→ Extract provided:
————————

Paul Tarvydas 2024-09-26 02:12:51

Konrad Hinsen I'm enjoying this conversation and thank you for taking the time to read and comment.

1) I disagree with your disagreement. It appears that we disagree on deep-down beliefs, inertia is just a second order effect.

2) End-users don't care if developers use assembler or Haskell. It appears that most of my comments regard developers and practical application of programming research. Does that clarification of perspective change the thrust of this thread?

3) It seems to me that compute-ing is unduly influencing practical aspects of programming (while end-users just don't care).

Extended comments can be found in...programmingsimplicity.substack.com/p/beliefs-that-adversely-affect-the?r=1egdky

Konrad Hinsen 2024-09-26 07:59:44

Paul Tarvydas Maybe I am misinterpreting something. I read your text as a call for a technological revolution, from new chips to new software stacks. If you stay on today's commodity hardware and only change the programming toolchains, then it's indeed only developers that are concerned.

Tomas Petricek 2024-09-25 21:45:07

I've been looking at programming by demonstration recently (somewhat inspired by Pygmalion). There are some nice recent examples of using PbD for things like data wrangling (clean up data, extraction, etc.) and I know some examples for visual things (bar chart) - but I was hoping to use PbD to create something like TODO list app - do people in this group know if there are any systems (recent or ancient) that do something like this?

I actually have a prototype where I can construct adding of new items to the list using PbD (you do a sequence of actions to create and add an item and then you can replay that), but other things are trickier - e.g. to count checked items or to remove items that are completed, there needs to be some way of parameterizing the actions (so that they can be applied to all items) and specifying pre-conditions (so that they only apply to certain items) - I'm really not quite sure how to best do those...

Mariano Guerra 2024-09-25 22:06:17

Not directly PbD but it was developed during my PbD/PbE era 🙂

youtube.com/watch?v=Q9E6gv2raBY

PS: 6 years ago :face_holding_back_tears:

Mariano Guerra 2024-09-25 22:06:59

just to clarify (or confuse), that instadeq is not the same as the current thing called instadeq

Ivan Reese 2024-09-25 22:09:53

I actually have a prototype where I can construct adding of new items to the list using PbD (you do a sequence of actions to create and add an item and then you can replay that), but other things are trickier - e.g. to count checked items or to remove items that are completed, there needs to be some way of parameterizing the actions (so that they can be applied to all items) and specifying pre-conditions (so that they only apply to certain items) - I'm really not quite sure how to best do those...

What's the limiting factor? Is it, say, that you don't have a good UI to give people access to the programming model? Or do you not have a programming model that allows parameterization?

Ivan Reese 2024-09-25 22:11:11

I guess, it'd help to know what the user-facing affordances are for the parts that are working. It might be that you're missing a representation (like… it's hard to parameterize something if you can't get your hands on it in some way).

Tomas Petricek 2024-09-25 22:17:57

Ivan Reese I should do some video of what I've got (once it does at least something) - framing in terms of representation vs. UI is very good! I guess right now I'm missing both - I can imagine possible representation. Currently, this is a sequence of edits that do something to a document (app/whatever).

————————

Layout coordinate data:
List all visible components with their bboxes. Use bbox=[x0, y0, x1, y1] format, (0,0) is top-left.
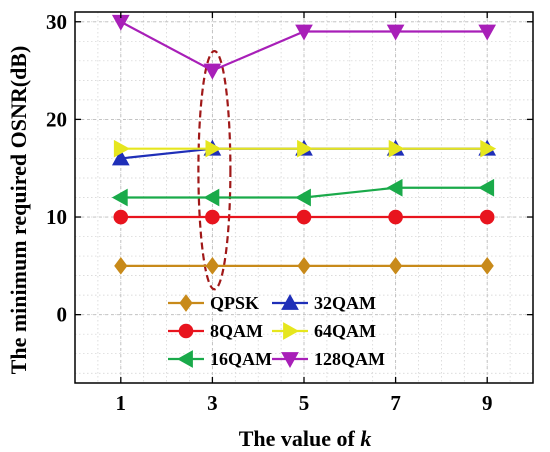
data-point-32qam bbox=[111, 149, 130, 166]
x-tick-label: 7 bbox=[390, 391, 401, 415]
legend-item-64qam: 64QAM bbox=[272, 321, 376, 341]
legend-label-qpsk: QPSK bbox=[210, 293, 259, 313]
legend-item-128qam: 128QAM bbox=[272, 349, 385, 369]
series-8qam bbox=[113, 209, 495, 225]
data-point-16qam bbox=[111, 188, 128, 207]
data-point-16qam bbox=[386, 178, 403, 197]
legend-label-8qam: 8QAM bbox=[210, 321, 263, 341]
data-point-16qam bbox=[203, 188, 220, 207]
data-point-64qam bbox=[113, 139, 130, 158]
data-point-qpsk bbox=[114, 257, 128, 275]
y-tick-label: 10 bbox=[46, 205, 67, 229]
data-point-16qam bbox=[478, 178, 495, 197]
data-point-64qam bbox=[388, 139, 405, 158]
data-point-64qam bbox=[205, 139, 222, 158]
data-point-128qam bbox=[478, 24, 497, 41]
data-point-128qam bbox=[295, 24, 313, 41]
series-128qam bbox=[111, 14, 497, 80]
legend-marker-8qam bbox=[178, 323, 194, 339]
x-axis-label: The value of k bbox=[239, 426, 372, 451]
x-tick-label: 3 bbox=[207, 391, 218, 415]
legend-label-16qam: 16QAM bbox=[210, 349, 272, 369]
legend-label-64qam: 64QAM bbox=[314, 321, 376, 341]
y-tick-label: 20 bbox=[46, 107, 67, 131]
legend-item-8qam: 8QAM bbox=[168, 321, 263, 341]
legend-marker-64qam bbox=[283, 322, 300, 340]
x-axis-label-text: The value of bbox=[239, 426, 361, 451]
highlight-ellipse bbox=[197, 49, 232, 291]
x-tick-label: 1 bbox=[116, 391, 127, 415]
y-tick-label: 30 bbox=[46, 10, 67, 34]
data-point-qpsk bbox=[205, 257, 220, 275]
x-tick-label: 9 bbox=[482, 391, 493, 415]
legend-marker-16qam bbox=[176, 350, 193, 368]
legend-item-16qam: 16QAM bbox=[168, 349, 272, 369]
series-16qam bbox=[111, 178, 495, 207]
data-point-128qam bbox=[386, 24, 405, 41]
data-point-64qam bbox=[297, 139, 314, 158]
data-point-qpsk bbox=[480, 257, 494, 275]
data-point-16qam bbox=[294, 188, 311, 207]
y-tick-label: 0 bbox=[57, 303, 68, 327]
y-axis-label: The minimum required OSNR(dB) bbox=[6, 46, 31, 375]
data-point-qpsk bbox=[297, 257, 311, 275]
data-point-8qam bbox=[479, 209, 495, 225]
series-qpsk bbox=[114, 257, 494, 275]
x-tick-label: 5 bbox=[299, 391, 310, 415]
legend-marker-qpsk bbox=[179, 294, 193, 312]
x-axis-label-variable: k bbox=[360, 426, 371, 451]
legend-item-32qam: 32QAM bbox=[272, 293, 376, 313]
data-point-64qam bbox=[480, 139, 497, 158]
data-point-8qam bbox=[113, 209, 129, 225]
legend-marker-128qam bbox=[281, 352, 299, 369]
legend-marker-32qam bbox=[281, 293, 299, 310]
data-point-8qam bbox=[296, 209, 312, 225]
data-point-qpsk bbox=[388, 257, 403, 275]
data-point-8qam bbox=[388, 209, 403, 225]
data-point-128qam bbox=[203, 63, 222, 80]
legend-label-128qam: 128QAM bbox=[314, 349, 385, 369]
legend-label-32qam: 32QAM bbox=[314, 293, 376, 313]
data-point-8qam bbox=[205, 209, 220, 225]
series-64qam bbox=[113, 139, 497, 158]
legend-item-qpsk: QPSK bbox=[168, 293, 259, 313]
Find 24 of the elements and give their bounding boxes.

————————

→ Required actions:
(A) In the discussion thread, what does Tomas Petricek say somewhat inspired his interest in programming by demonstration?
(B) Can you rewrite the paragraph of the discussion thread beginning "I've been looking at programming by demonstration recently" as a bulleted list that keeps its main facts?
(C) Could you carry on the discussion thread about programming by demonstration from its last message?
The data is material separate from the discussion thread.

→ Answers for this exercise:
(A) Pygmalion.

(B)
- I've been looking at programming by demonstration (PbD) recently, somewhat inspired by Pygmalion.
- There are some nice recent examples of using PbD for data wrangling, such as cleaning up and extracting data.
- I know some examples for visual things, such as a bar chart.
- I was hoping to use PbD to create something like a TODO list app.
- Does anyone in this group know of any systems, recent or ancient, that do something like this?

(C)
I think I could do what I want if I added a way to say an edit is only applicable if a certain condition holds (otherwise it should be skipped when replaying). The other thing I need is some kind of "apply these edits to all of these things". I think I can add these two things to the representation reasonably well - then the limiting factor will be a sensible UI for those. (So if there are any PbD systems that have similar concepts, I'd be curious how they handle the user-interaction...)

It may also be that my current thinking about the representation is wrong - and so if there are other ways of doing this, it would be interesting to know...

I remember seeing nice demos in Wrangler - where generalization was easy (you do things on one row, it generalizes to all other rows). But I suppose in document context, you can generalise to something like (perhaps cleverly inferred) CSS selector...

Tomas Petricek 2024-09-25 22:21:16

Mariano Guerra Thanks for the videos! It may not be exactly the answer to what I need, but there is lots to think about there!

Ivan Reese 2024-09-25 22:24:55

The other thing I need is some kind of "apply these edits to all of these things".

My thoughts on this, if it's helpful:

You need an affordance on your action that allows you to say "I selected this concrete stuff because it has these qualities ". If the qualities are visible / tangible things you can see and touch (eg: "I selected this object because it is red") then that lends itself quite naturally to PbD, because you don't need much additional representation beyond what's already on the canvas. But if you want to work with qualities that aren't visible / tangible (eg: "I selected this object because it has unsaved changes"), well you have two choices: 1. find a way to make those qualities visible/tangible on the canvas, 2. find a way to expose that stuff via some UI and be okay with the fact that it's a little more abstract.

Mariano Guerra 2024-09-25 22:29:25

@Tomas Petricek on instadeq 1 (the one from the videos above) if you applied an action to a thing inside the collection the inferred action was to that item and you had to "drag the i " to make it apply to every item in the collection. On instadeq 2 I did the reverse, by default it applies to all and you have to remove the iterator to make it apply to a single item or a slice.

I got some of the ideas from the specter library

the idea of reifying/defunctionalizing path transversal and updates may be useful to you

Tomas Petricek 2024-09-25 22:31:40

Thanks for the ideas (I have some boring things to finish now, but will get back to this soon enough!)

Jasmine Otto 2024-09-26 00:03:31

I will throw in Max's story-sifting DSL from the interactive digital narrative domain (similar to Ceptre). Their Felt system is interested in nudging long event streams toward finishing the 'incomplete' event sequences. for a sufficiently rich notion of 'incomplete'. Since 'expressive' event sequence authoring is quite hard, even once the action table itself is locked down, that leads to the PbD strategy.

Jasmine Otto 2024-09-26 00:07:00

The CSS selector analogy in particular has come up before. Super expressive DSL for preconditions, but the document model cuts against my intuition for a given event stream.

Jasmine Otto 2024-09-26 00:07:46

The broad term in IDN for this stuff is 'storylets', which end up producing incredibly flexible data wrangling experiments. E.g. here's a worked example of 'casting calls' that essentially make individual storylets auditable, as Ivan is pointing towards.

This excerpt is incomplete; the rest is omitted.